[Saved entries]
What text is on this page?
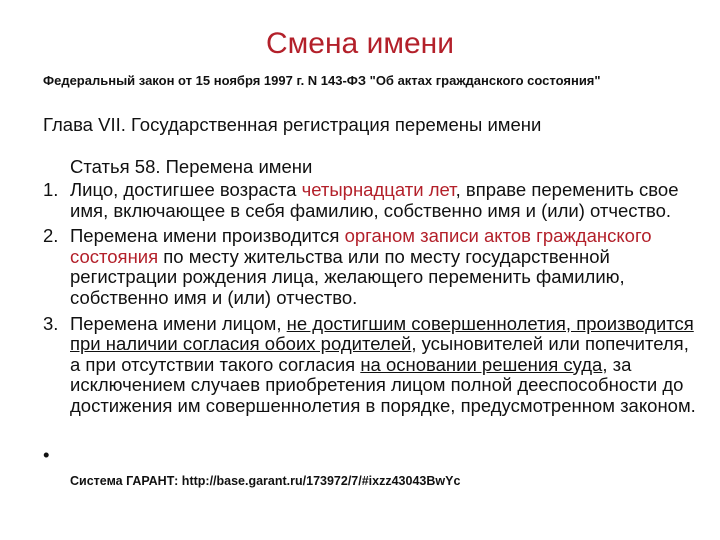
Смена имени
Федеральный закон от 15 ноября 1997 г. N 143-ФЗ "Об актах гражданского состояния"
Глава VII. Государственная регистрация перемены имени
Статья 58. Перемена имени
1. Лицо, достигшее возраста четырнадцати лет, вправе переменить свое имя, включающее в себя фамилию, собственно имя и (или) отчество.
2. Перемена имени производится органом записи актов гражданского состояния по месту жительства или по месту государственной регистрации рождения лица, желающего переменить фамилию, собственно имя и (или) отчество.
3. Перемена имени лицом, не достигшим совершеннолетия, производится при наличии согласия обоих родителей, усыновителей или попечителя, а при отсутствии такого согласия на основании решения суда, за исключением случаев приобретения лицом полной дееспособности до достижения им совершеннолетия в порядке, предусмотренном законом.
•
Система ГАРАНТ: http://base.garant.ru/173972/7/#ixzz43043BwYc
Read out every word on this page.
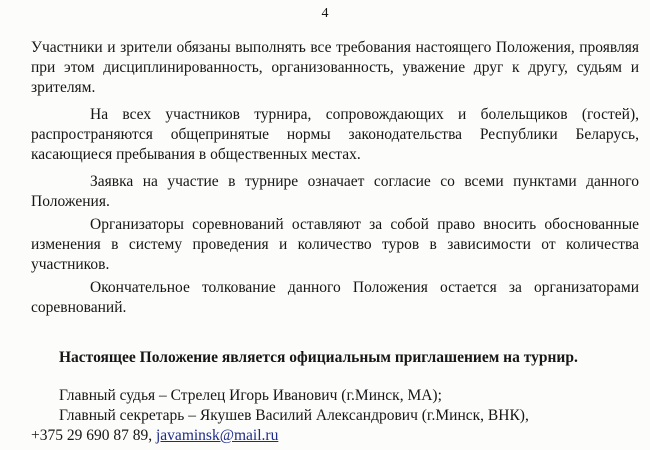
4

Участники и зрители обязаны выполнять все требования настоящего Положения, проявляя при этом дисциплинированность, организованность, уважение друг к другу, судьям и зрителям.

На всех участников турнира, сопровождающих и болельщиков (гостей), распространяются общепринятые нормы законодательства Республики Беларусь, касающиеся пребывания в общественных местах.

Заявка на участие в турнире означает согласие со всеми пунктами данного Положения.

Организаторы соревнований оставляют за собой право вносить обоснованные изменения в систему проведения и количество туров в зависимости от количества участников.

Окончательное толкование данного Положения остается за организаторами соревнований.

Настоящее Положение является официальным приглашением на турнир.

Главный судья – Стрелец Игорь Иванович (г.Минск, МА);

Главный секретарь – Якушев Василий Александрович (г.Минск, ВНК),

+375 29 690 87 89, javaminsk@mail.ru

==

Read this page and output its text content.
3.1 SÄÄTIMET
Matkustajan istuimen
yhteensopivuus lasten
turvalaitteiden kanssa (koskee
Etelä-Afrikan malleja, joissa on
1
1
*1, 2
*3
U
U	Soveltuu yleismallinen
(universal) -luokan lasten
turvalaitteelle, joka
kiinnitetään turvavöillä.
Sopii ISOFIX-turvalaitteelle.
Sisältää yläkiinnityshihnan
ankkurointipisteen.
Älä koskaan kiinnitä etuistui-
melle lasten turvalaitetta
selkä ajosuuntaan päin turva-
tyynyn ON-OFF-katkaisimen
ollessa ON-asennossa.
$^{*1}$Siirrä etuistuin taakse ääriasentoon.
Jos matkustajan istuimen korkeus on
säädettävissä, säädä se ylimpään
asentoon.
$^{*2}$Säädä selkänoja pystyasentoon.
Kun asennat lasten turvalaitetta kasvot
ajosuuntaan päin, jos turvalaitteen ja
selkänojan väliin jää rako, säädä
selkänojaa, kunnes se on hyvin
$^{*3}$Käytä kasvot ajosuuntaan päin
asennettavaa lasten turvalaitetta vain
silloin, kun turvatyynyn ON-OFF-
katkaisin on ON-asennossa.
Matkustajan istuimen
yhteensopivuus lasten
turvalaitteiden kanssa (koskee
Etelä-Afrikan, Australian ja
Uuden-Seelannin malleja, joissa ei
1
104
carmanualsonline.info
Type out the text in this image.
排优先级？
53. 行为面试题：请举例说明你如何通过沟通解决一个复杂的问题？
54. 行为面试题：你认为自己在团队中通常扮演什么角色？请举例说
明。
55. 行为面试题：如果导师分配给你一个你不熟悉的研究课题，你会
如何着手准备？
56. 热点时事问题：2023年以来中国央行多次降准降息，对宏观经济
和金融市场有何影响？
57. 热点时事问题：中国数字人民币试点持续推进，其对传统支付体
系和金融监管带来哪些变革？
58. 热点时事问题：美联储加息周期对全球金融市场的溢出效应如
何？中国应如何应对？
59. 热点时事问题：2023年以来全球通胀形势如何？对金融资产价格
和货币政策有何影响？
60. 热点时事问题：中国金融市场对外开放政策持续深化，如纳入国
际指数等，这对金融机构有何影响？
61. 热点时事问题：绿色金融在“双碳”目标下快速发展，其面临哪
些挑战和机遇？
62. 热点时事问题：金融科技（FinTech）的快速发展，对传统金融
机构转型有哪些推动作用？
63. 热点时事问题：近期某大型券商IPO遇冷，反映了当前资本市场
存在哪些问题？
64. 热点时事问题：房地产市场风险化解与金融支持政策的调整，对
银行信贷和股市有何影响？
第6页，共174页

---

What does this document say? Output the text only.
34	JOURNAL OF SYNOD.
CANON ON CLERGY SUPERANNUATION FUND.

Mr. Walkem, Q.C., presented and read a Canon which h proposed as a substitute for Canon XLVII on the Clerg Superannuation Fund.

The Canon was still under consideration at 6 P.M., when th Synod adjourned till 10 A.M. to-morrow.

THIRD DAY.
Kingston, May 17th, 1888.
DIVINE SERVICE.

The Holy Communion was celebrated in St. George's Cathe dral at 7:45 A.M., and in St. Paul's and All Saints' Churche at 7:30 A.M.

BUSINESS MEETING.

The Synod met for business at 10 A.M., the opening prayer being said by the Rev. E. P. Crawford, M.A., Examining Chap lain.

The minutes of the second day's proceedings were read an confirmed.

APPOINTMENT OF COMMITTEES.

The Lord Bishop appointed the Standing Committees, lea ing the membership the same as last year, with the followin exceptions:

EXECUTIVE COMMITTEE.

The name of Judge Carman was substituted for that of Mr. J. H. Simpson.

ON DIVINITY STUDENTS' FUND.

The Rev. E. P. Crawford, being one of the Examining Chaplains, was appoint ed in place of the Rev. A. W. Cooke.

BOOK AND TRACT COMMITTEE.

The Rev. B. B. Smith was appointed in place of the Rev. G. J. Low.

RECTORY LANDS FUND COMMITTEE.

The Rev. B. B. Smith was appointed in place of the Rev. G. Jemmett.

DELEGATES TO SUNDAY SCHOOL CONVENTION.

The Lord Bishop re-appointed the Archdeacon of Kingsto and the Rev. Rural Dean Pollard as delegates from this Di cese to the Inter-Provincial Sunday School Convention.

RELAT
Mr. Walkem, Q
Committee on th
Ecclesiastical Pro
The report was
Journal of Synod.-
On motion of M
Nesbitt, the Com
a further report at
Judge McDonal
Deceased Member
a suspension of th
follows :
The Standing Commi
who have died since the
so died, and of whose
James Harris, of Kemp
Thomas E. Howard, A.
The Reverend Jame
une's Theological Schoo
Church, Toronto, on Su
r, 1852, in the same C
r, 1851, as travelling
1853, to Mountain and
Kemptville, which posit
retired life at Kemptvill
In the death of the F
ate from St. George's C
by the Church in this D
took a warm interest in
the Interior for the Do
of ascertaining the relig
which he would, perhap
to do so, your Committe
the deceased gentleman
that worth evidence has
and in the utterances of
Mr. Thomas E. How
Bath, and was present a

◆ Task instructions ◆
Say how many lines above hold the word "Минск", giving only the count.

◆ Reply ◆
2